Task requirements: Check each line of the records below and collect those holding "name".

Excerpted records:
++++++++++++++++++++

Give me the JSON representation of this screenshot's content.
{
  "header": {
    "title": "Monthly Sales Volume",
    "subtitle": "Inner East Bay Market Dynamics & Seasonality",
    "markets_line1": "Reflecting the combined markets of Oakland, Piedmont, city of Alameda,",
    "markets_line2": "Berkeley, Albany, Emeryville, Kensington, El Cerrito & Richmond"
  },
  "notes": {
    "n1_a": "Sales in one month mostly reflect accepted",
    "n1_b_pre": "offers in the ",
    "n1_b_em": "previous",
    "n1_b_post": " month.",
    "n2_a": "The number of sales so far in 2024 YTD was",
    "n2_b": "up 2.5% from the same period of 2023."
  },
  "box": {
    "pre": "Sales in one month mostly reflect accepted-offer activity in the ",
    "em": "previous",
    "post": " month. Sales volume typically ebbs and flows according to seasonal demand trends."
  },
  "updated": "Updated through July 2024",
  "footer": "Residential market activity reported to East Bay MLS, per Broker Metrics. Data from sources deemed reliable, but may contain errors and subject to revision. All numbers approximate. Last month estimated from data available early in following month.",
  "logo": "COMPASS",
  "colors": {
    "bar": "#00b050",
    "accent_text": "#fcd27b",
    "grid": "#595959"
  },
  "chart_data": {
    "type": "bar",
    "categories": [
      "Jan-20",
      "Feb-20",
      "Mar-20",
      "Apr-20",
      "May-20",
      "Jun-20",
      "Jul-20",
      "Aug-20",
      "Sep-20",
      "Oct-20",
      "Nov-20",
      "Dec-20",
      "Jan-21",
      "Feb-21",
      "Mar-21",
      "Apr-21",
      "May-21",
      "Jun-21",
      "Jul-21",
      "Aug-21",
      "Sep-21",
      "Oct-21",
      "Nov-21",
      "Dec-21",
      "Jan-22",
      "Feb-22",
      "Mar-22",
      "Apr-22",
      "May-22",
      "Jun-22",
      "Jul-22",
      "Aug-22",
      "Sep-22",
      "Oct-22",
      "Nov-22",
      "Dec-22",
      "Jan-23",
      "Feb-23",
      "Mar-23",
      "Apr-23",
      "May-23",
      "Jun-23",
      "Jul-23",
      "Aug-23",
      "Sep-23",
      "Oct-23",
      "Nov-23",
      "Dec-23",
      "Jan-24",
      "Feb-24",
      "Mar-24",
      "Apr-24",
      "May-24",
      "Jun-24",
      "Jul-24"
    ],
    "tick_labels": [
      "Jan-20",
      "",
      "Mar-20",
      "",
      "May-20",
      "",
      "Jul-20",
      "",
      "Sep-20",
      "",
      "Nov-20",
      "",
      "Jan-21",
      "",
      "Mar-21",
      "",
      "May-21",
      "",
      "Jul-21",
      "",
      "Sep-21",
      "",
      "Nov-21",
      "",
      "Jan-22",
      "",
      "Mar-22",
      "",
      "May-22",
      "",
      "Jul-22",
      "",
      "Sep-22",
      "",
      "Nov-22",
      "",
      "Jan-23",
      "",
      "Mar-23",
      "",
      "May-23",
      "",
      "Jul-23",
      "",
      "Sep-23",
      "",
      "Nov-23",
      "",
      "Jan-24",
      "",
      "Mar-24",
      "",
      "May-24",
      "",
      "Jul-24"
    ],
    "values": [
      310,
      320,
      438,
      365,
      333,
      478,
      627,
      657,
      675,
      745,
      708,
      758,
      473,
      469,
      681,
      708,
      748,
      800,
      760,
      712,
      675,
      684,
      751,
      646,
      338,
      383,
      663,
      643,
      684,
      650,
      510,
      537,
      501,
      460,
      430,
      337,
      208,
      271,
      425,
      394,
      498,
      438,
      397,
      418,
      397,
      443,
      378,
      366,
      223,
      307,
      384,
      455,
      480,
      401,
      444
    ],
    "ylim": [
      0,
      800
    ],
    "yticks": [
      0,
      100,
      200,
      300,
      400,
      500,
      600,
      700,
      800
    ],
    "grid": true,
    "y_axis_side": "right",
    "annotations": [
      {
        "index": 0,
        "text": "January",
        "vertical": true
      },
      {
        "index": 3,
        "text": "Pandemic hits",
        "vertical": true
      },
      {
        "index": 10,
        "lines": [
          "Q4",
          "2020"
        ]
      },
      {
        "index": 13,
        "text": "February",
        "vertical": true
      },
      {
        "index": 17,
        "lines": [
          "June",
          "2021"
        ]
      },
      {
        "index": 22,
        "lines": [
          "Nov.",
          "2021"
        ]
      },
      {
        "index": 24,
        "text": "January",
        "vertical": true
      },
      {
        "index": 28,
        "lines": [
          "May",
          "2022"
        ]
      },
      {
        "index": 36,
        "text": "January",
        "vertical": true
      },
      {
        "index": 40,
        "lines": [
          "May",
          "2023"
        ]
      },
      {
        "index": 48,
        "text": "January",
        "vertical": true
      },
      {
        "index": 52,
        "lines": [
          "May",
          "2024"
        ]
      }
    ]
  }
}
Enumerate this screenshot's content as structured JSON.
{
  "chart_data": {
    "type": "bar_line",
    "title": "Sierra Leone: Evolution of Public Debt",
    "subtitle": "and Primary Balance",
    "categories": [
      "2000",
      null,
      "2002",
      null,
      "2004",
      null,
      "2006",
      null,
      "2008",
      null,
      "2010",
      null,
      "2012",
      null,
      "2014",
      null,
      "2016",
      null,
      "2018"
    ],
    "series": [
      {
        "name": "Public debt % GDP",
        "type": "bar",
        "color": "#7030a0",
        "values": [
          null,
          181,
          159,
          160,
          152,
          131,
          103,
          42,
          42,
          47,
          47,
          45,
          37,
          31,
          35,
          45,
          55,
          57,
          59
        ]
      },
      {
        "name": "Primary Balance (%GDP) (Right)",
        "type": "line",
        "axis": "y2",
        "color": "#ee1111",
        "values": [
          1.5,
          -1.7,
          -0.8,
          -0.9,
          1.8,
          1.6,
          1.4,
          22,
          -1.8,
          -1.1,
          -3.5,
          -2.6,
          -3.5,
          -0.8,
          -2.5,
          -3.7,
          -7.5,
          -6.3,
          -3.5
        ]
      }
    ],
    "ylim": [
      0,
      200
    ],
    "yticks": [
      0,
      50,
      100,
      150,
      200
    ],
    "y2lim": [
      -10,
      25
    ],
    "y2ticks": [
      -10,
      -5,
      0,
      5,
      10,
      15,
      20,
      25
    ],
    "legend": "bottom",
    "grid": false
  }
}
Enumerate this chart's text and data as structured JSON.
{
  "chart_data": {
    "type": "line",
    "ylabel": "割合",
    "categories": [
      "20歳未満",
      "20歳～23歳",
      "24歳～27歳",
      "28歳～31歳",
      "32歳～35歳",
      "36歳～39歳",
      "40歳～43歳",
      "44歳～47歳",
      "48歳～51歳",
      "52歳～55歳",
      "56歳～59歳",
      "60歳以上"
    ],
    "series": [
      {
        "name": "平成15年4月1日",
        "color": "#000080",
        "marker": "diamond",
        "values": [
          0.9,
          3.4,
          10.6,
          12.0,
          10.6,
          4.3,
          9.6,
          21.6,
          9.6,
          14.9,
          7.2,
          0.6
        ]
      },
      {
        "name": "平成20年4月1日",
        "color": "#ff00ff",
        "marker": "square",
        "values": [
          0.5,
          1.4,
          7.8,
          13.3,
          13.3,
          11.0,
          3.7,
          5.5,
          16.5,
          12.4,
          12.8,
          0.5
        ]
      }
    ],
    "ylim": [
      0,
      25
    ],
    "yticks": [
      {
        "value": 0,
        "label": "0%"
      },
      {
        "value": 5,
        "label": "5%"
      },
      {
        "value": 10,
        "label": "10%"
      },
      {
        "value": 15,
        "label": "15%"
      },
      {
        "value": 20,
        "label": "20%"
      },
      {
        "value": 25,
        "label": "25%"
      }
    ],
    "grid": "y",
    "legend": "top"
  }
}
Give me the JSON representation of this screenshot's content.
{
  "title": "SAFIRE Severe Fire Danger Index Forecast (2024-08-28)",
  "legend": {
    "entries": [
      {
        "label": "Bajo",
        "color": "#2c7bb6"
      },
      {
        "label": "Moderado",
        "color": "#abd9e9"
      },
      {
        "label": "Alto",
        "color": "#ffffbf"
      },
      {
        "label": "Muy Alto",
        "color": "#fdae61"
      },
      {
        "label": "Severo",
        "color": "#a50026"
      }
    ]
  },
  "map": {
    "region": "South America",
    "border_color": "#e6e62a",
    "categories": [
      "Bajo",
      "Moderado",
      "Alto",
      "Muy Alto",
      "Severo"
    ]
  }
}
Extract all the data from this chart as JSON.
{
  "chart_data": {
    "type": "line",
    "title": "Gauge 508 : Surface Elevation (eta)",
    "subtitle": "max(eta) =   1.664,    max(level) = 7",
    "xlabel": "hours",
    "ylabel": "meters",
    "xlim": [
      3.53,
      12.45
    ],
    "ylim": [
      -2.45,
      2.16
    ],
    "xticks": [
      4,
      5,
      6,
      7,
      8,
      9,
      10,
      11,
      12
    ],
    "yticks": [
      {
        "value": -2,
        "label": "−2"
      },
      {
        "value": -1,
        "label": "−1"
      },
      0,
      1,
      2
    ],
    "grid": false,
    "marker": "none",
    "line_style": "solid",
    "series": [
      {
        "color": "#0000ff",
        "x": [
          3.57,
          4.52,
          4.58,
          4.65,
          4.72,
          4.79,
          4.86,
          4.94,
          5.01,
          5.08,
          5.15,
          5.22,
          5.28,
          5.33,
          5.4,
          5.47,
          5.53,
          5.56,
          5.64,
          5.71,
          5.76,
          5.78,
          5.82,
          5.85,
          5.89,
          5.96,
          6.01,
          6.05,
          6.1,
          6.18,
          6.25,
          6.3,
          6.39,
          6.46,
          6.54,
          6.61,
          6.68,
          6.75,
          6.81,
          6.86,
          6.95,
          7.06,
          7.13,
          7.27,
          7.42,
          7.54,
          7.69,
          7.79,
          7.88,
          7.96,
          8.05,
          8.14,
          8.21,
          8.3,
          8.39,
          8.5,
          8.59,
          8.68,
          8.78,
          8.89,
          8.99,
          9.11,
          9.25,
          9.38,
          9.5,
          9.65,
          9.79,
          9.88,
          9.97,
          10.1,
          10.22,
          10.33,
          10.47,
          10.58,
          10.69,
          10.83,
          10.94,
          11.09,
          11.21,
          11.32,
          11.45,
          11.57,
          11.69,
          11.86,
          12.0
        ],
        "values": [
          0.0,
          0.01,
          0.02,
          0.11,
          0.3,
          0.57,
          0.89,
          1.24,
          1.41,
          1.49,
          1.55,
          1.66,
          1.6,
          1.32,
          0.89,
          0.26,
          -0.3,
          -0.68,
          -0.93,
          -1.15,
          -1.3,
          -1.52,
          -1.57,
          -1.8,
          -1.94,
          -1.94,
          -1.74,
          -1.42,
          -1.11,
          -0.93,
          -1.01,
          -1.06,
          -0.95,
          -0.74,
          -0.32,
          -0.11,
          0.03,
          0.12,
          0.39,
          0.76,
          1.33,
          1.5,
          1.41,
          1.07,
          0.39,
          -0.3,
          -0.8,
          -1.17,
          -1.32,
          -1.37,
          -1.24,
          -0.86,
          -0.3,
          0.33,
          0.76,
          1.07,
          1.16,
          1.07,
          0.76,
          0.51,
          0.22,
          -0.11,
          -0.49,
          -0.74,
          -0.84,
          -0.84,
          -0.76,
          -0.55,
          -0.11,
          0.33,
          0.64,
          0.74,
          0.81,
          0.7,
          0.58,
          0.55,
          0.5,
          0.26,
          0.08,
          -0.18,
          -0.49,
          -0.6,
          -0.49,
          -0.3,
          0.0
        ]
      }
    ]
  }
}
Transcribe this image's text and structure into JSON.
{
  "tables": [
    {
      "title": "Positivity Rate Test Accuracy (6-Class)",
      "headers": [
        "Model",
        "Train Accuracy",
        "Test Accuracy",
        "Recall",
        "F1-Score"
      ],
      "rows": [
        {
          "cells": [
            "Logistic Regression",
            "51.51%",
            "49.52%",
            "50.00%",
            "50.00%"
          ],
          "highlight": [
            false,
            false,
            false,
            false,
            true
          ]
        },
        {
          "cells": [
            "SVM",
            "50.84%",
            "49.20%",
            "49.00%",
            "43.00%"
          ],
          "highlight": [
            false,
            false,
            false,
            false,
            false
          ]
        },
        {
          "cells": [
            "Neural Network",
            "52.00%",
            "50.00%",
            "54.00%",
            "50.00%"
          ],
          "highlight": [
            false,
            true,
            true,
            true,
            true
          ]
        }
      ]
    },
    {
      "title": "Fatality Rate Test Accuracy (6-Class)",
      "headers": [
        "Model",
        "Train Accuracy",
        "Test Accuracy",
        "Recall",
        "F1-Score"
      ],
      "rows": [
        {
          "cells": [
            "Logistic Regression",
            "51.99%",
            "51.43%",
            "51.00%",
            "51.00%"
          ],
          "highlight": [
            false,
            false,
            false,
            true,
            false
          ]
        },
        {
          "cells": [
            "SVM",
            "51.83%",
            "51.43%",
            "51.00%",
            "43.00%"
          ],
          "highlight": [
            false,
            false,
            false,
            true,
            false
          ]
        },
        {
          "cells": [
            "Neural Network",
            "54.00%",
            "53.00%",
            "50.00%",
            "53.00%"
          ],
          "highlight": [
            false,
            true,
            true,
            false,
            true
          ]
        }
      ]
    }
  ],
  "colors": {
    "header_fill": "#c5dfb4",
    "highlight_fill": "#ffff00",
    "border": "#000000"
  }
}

++++++++++++++++++++

Finished exercise:
        "name": "Public debt % GDP",
        "name": "Primary Balance (%GDP) (Right)",
        "name": "平成15年4月1日",
        "name": "平成20年4月1日",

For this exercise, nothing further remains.